Records from a data collection:
= = = = =

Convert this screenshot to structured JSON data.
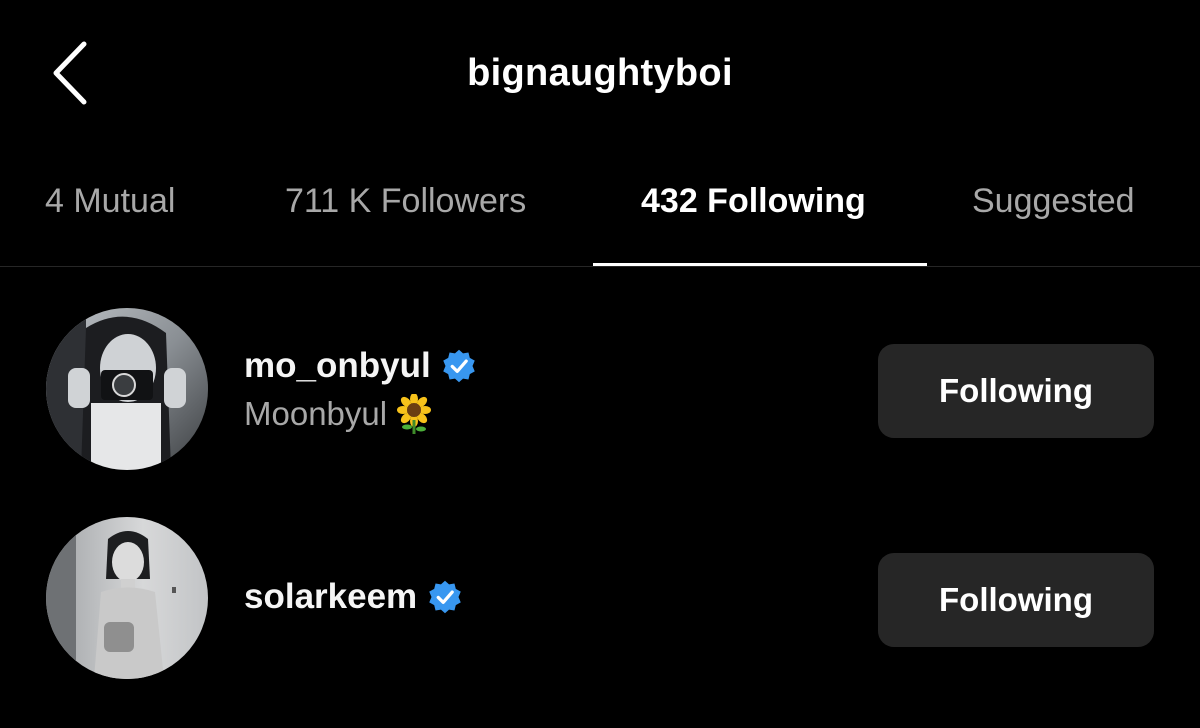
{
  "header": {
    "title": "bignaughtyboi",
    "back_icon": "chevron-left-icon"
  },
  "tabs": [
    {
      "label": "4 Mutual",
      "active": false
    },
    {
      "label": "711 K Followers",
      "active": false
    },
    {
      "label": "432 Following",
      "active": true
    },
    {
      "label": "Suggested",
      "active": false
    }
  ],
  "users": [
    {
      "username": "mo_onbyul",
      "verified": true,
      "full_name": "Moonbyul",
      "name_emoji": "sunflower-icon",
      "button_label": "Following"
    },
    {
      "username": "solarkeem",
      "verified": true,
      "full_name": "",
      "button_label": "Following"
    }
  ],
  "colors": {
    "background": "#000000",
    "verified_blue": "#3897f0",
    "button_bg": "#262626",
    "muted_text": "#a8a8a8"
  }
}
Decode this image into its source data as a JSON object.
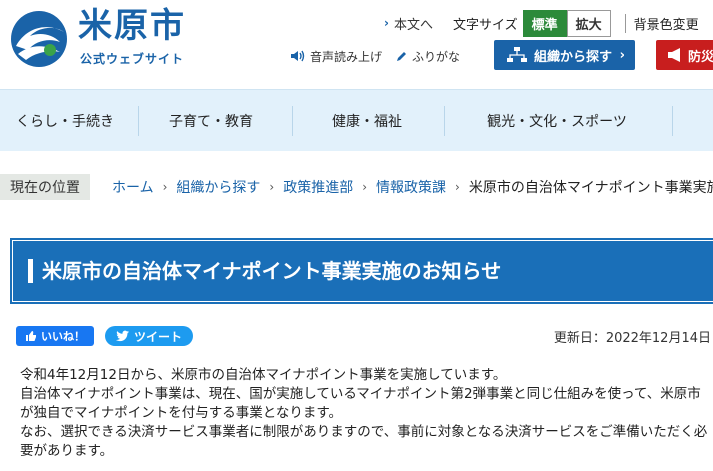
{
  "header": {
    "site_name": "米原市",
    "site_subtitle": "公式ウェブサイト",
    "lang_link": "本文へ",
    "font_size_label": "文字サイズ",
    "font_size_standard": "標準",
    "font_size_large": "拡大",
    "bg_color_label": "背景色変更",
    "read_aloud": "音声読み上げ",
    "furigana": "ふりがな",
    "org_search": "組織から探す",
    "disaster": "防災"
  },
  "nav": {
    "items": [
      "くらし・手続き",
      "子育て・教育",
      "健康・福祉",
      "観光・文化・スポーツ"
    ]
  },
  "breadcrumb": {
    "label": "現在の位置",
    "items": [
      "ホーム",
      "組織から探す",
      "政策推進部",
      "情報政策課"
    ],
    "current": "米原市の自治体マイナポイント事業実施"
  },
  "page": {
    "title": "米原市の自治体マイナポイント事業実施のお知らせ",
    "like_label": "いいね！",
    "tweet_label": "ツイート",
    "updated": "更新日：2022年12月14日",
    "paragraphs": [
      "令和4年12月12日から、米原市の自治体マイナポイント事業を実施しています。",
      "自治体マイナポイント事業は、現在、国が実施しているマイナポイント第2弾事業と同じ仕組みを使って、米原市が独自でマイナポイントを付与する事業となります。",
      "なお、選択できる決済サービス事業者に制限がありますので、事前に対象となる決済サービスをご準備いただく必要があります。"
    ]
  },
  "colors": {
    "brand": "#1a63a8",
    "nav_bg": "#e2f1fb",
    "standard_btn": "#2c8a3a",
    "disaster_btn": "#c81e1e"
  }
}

= = = = =

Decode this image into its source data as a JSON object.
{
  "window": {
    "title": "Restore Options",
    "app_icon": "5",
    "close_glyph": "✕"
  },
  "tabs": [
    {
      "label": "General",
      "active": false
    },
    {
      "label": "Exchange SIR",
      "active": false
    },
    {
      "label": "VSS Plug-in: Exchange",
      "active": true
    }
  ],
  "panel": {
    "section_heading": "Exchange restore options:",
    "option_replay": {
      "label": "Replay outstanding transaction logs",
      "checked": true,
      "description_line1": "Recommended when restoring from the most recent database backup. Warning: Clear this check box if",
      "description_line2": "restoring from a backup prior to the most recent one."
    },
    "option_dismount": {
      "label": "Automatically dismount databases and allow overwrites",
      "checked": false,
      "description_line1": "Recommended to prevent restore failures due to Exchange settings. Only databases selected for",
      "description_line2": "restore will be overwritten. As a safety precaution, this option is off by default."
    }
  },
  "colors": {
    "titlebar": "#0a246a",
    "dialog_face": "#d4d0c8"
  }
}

= = = = =

= Exercise goal =
Track down all lines above with the string "recent" and copy them.

= Output of the task =
      "description_line1": "Recommended when restoring from the most recent database backup. Warning: Clear this check box if",
      "description_line2": "restoring from a backup prior to the most recent one."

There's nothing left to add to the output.